■ EXERCISE INSTRUCTIONS: Gather up every line that includes the string "Дисплей".

[Part of a data file]
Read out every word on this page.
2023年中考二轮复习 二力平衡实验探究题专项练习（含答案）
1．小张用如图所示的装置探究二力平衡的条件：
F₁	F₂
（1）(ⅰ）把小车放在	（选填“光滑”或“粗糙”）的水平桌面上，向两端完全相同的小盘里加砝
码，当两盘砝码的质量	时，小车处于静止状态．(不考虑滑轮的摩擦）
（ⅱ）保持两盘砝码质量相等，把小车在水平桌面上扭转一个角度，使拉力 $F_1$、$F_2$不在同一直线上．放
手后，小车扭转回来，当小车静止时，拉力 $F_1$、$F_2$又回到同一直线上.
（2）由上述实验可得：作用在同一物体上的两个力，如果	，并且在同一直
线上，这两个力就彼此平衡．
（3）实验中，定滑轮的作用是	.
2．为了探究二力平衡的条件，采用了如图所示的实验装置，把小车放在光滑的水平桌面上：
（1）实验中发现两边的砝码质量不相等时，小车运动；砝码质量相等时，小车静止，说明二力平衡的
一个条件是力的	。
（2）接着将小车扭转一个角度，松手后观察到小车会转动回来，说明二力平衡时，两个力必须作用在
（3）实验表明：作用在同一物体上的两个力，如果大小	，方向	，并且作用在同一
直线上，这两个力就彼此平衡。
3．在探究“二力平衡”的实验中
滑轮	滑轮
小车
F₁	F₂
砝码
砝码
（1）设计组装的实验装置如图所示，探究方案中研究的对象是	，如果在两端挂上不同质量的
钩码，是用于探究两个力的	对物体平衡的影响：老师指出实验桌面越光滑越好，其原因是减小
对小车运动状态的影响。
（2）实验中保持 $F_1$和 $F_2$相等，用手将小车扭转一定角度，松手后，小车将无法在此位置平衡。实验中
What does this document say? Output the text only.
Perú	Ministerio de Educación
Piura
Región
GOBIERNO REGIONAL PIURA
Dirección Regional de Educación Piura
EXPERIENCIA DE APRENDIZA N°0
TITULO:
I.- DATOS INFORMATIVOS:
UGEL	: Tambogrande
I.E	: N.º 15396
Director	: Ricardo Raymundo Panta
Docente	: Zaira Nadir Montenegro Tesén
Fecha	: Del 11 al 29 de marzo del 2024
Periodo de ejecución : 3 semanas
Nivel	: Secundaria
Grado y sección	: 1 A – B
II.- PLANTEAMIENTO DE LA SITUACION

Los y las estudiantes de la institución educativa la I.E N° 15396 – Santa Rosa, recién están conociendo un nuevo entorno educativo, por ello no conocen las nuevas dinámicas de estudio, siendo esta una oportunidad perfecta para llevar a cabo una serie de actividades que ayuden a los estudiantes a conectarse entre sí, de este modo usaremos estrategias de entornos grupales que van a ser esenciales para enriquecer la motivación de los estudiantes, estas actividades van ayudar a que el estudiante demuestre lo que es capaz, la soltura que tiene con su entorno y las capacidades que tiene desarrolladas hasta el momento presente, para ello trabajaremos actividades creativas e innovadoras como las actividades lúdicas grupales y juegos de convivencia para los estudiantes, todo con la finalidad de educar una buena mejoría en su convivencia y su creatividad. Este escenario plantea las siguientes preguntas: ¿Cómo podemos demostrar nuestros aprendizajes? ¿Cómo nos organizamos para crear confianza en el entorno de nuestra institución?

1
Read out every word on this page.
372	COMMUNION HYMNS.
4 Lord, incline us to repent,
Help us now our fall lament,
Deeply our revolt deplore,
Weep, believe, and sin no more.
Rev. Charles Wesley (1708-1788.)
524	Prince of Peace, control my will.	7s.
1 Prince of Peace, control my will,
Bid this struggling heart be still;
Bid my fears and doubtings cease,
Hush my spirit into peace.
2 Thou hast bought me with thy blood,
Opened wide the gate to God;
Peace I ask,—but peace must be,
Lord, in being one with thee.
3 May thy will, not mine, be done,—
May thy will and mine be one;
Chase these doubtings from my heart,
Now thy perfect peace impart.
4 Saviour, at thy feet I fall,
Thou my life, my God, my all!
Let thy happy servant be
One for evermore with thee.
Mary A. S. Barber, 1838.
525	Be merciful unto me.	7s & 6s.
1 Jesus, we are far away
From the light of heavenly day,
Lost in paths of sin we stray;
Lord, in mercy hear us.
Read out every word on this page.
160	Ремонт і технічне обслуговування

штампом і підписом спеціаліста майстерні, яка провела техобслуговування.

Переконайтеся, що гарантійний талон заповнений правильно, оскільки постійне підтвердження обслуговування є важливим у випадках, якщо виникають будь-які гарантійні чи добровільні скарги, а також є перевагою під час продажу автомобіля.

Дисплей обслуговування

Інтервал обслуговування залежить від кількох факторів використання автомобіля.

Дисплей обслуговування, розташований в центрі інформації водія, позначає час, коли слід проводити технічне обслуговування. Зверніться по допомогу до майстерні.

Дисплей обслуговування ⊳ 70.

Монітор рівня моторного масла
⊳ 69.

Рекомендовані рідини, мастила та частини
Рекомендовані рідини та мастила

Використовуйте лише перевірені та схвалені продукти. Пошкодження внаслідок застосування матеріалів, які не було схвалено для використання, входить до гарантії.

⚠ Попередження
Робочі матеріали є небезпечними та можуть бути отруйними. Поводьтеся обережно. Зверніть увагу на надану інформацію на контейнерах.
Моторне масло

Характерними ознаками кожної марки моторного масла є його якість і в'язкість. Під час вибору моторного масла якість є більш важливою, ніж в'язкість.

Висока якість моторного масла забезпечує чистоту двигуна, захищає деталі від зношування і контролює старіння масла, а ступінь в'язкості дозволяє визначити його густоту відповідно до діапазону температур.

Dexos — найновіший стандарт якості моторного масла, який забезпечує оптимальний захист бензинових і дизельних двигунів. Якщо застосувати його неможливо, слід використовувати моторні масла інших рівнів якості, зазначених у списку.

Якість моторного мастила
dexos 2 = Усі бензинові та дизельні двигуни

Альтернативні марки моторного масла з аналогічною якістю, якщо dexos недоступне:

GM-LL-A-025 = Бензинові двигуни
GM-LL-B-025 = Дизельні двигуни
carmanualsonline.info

■ EXERCISE RESULT:
Дисплей обслуговування
Дисплей обслуговування, розташований в центрі інформації водія, позначає час, коли слід проводити технічне обслуговування. Зверніться по допомогу до майстерні.
Дисплей обслуговування ⊳ 70.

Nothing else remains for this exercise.